● **RECORDS FOR PROCESSING**:

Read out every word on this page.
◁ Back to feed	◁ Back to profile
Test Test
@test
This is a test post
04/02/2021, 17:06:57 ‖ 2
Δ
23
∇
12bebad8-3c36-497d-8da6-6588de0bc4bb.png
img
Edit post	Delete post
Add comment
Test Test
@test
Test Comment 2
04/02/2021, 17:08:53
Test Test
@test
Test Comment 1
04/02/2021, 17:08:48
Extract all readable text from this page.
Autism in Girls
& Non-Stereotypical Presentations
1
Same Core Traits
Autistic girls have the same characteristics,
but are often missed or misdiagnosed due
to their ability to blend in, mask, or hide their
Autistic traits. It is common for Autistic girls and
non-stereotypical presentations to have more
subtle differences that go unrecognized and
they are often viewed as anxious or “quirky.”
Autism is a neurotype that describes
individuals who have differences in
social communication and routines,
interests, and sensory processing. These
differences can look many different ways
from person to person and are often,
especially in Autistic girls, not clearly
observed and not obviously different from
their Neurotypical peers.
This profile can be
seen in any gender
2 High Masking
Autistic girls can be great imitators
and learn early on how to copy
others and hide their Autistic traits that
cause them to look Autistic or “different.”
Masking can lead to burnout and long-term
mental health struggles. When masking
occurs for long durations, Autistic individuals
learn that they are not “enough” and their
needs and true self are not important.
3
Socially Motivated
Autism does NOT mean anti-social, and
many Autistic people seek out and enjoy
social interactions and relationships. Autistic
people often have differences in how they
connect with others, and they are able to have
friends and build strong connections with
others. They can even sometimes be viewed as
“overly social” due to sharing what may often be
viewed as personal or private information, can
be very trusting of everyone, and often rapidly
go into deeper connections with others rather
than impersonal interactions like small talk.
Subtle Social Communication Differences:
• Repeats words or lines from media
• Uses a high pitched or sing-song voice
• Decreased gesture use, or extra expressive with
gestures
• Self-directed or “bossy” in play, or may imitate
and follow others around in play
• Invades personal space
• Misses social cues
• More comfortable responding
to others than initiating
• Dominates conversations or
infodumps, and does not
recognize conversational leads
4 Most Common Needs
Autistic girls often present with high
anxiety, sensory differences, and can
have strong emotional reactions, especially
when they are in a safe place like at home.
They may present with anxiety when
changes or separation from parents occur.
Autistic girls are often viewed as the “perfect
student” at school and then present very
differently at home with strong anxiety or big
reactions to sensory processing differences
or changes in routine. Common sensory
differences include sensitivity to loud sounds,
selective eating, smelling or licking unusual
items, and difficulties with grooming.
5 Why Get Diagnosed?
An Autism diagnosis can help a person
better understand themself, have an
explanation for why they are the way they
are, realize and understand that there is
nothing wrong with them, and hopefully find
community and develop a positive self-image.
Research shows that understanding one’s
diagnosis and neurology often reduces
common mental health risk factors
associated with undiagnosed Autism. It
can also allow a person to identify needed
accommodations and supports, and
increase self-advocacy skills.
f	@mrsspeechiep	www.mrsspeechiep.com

--

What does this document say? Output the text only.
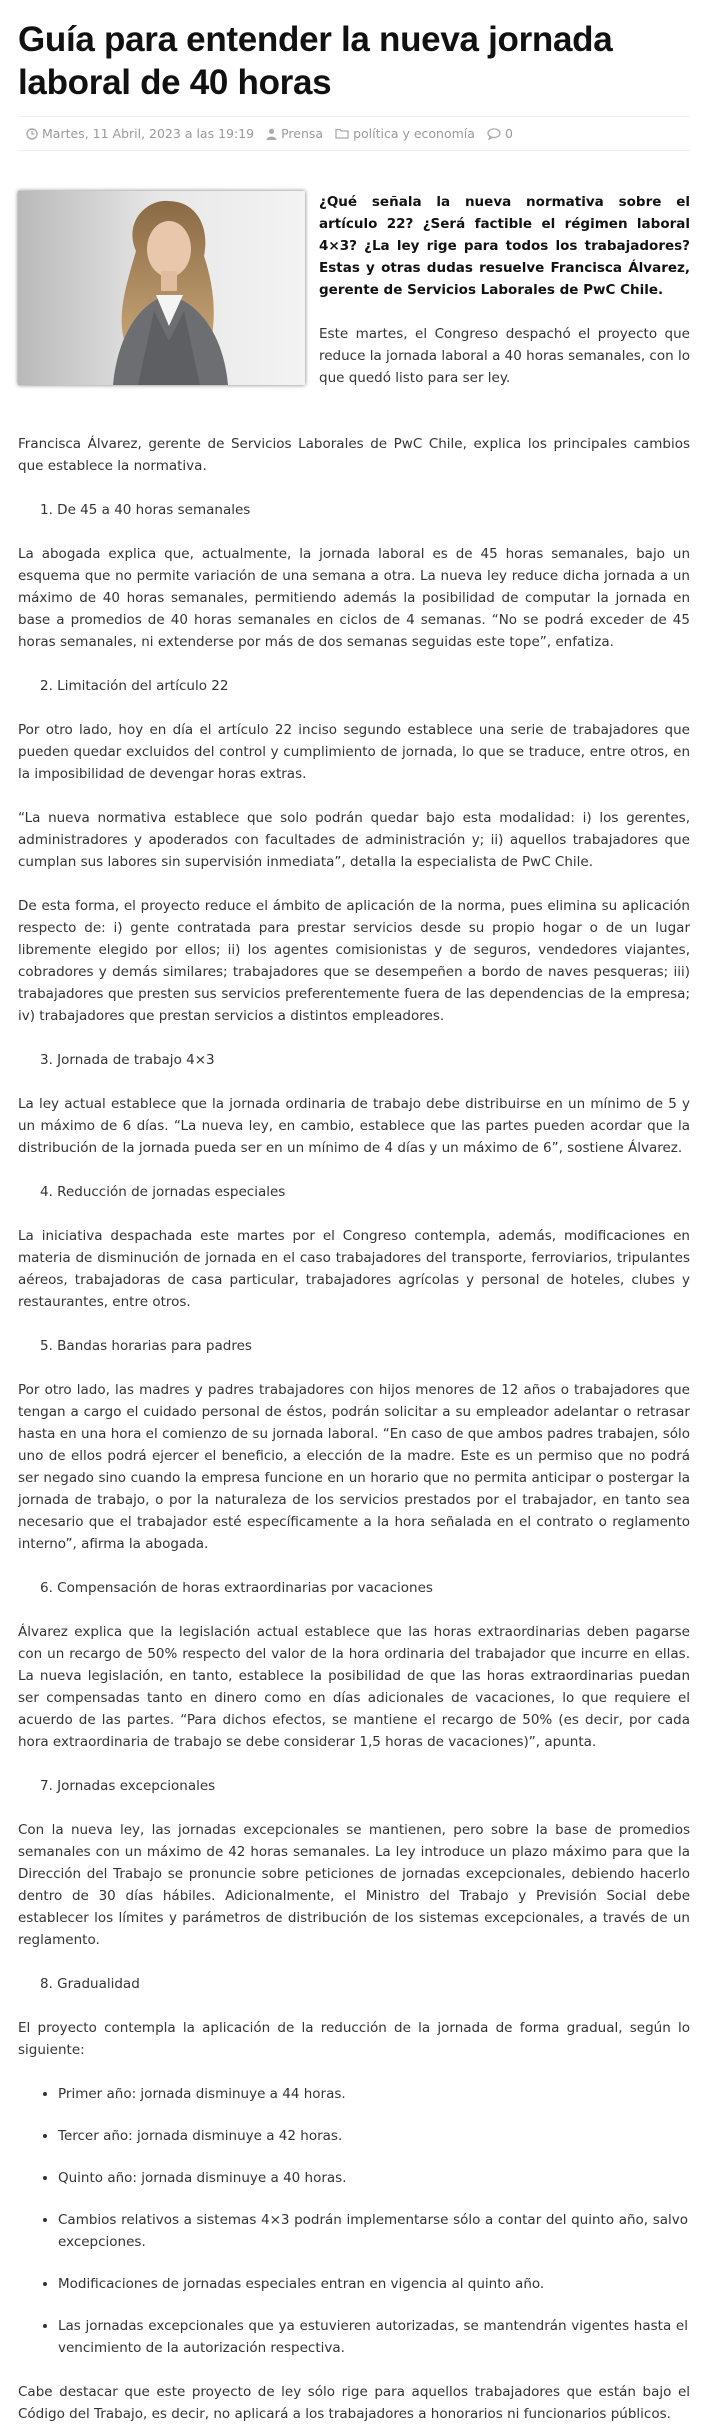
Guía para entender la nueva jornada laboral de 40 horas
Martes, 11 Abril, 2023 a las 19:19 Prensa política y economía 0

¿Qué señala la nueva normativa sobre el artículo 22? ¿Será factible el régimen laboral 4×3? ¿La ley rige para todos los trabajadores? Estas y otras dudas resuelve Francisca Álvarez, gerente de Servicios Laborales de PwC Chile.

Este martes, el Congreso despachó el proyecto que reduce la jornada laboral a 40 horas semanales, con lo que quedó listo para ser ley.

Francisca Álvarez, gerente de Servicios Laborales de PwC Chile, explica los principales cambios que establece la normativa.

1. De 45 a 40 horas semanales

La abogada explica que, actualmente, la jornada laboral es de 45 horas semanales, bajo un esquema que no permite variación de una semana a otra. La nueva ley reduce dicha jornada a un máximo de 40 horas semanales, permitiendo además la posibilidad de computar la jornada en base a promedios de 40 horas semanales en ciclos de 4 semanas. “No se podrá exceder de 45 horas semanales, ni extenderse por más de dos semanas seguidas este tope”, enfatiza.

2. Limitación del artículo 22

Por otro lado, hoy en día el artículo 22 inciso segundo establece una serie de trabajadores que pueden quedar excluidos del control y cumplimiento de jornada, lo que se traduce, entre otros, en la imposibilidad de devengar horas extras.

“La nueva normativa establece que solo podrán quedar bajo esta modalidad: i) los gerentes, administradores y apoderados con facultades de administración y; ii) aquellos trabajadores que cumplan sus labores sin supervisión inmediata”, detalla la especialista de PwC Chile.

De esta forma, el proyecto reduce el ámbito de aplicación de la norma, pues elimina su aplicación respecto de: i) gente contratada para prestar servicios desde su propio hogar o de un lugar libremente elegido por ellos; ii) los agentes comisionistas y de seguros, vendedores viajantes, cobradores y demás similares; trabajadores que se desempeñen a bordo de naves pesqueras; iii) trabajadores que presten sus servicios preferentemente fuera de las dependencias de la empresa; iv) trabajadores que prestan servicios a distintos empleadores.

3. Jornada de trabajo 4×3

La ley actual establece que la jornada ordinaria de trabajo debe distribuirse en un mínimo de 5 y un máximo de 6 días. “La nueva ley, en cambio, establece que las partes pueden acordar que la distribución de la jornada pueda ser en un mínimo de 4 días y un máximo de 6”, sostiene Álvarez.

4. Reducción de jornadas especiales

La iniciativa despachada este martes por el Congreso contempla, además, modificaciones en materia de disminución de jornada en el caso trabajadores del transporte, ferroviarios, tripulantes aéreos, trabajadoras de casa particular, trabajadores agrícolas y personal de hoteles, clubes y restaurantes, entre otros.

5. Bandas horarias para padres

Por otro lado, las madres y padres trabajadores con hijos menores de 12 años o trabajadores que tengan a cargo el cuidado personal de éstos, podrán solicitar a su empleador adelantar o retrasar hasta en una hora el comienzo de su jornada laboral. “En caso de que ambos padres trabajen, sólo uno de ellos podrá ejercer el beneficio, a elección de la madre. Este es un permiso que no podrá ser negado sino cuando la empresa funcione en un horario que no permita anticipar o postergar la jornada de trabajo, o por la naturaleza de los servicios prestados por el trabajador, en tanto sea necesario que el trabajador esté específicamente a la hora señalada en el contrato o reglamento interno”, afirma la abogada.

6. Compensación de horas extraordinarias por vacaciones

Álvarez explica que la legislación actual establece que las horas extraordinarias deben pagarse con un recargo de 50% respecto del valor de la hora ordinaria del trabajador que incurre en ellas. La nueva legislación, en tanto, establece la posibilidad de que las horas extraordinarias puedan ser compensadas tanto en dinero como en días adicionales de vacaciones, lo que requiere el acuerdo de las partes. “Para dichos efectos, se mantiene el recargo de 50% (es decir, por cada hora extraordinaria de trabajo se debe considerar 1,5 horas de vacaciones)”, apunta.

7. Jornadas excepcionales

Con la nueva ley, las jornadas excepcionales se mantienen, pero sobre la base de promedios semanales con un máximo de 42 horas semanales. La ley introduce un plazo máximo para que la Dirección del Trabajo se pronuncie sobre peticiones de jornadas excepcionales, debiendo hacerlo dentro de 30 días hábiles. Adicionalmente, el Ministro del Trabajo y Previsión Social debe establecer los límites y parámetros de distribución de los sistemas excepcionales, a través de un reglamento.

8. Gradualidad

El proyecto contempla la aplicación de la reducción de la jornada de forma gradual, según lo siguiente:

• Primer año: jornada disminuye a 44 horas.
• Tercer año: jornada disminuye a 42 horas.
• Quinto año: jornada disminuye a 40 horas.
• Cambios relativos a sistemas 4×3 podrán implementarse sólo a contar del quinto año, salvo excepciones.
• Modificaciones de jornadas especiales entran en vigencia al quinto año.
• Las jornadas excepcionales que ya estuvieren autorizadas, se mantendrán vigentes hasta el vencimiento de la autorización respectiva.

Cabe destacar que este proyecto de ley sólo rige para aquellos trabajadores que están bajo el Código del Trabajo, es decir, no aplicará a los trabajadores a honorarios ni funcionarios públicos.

==

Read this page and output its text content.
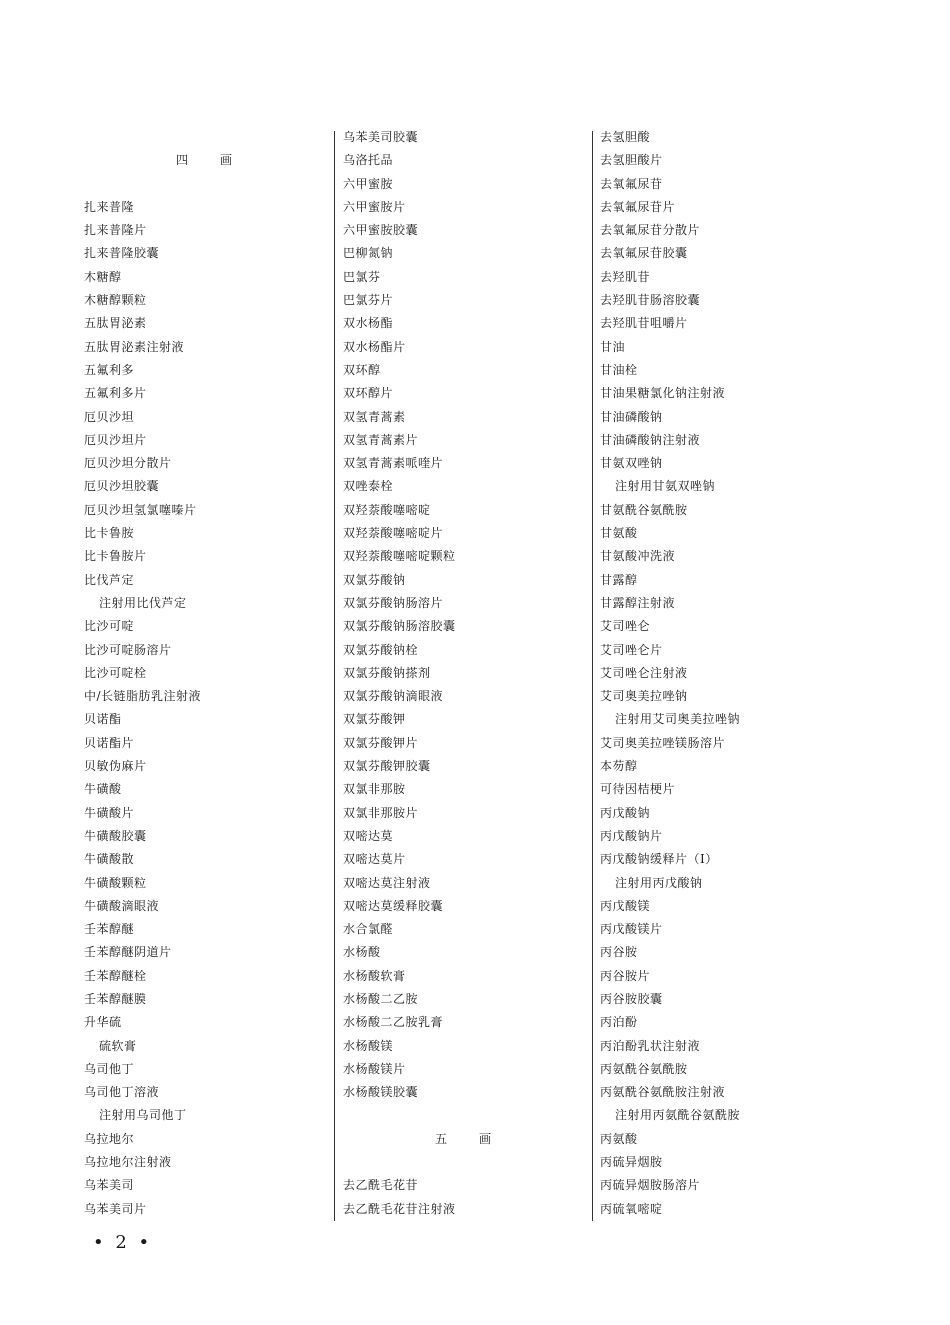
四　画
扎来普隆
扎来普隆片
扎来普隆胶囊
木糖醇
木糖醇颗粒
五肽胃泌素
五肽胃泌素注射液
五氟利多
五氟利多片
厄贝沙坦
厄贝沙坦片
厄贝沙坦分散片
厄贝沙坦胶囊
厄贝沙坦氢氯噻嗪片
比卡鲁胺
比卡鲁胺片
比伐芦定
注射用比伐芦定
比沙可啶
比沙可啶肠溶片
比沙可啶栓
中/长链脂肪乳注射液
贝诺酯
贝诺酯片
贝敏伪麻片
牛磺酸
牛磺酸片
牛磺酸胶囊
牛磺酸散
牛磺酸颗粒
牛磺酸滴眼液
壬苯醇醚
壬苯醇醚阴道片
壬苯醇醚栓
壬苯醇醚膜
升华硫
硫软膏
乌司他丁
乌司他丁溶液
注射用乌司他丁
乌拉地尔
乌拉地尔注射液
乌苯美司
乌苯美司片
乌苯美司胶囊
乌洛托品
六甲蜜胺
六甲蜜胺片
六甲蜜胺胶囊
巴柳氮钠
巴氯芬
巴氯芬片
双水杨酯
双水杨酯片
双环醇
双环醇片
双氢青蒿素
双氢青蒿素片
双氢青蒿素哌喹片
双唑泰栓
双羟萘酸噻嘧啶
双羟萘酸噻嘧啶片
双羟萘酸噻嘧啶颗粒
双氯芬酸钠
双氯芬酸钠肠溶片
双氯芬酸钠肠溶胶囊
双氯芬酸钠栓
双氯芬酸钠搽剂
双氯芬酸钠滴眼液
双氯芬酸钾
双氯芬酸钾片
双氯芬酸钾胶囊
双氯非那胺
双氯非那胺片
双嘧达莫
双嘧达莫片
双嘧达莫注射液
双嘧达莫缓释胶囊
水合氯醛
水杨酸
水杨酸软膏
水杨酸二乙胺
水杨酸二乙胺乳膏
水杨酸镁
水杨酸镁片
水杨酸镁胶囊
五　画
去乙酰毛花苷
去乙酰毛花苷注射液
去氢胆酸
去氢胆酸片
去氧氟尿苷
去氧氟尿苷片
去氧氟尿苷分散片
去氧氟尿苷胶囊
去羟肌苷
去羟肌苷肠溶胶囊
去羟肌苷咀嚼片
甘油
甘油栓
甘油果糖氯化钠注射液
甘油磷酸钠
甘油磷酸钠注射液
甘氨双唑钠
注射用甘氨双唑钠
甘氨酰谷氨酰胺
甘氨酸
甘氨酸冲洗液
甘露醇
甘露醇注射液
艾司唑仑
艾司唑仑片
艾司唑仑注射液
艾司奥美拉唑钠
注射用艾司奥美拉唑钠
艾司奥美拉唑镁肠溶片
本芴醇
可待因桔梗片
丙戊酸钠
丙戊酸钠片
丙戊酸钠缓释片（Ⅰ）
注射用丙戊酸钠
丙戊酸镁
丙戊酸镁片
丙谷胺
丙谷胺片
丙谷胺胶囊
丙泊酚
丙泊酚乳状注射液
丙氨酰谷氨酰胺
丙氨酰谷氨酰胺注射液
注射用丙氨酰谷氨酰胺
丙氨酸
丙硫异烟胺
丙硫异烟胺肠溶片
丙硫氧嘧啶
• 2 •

● **WRITTEN INSTRUCTION**:
Pick out every line above that holds the word "normativa" and copy it.

● **OUTPUT FOR THIS EXERCISE**:
¿Qué señala la nueva normativa sobre el artículo 22? ¿Será factible el régimen laboral 4×3? ¿La ley rige para todos los trabajadores? Estas y otras dudas resuelve Francisca Álvarez, gerente de Servicios Laborales de PwC Chile.
Francisca Álvarez, gerente de Servicios Laborales de PwC Chile, explica los principales cambios que establece la normativa.
“La nueva normativa establece que solo podrán quedar bajo esta modalidad: i) los gerentes, administradores y apoderados con facultades de administración y; ii) aquellos trabajadores que cumplan sus labores sin supervisión inmediata”, detalla la especialista de PwC Chile.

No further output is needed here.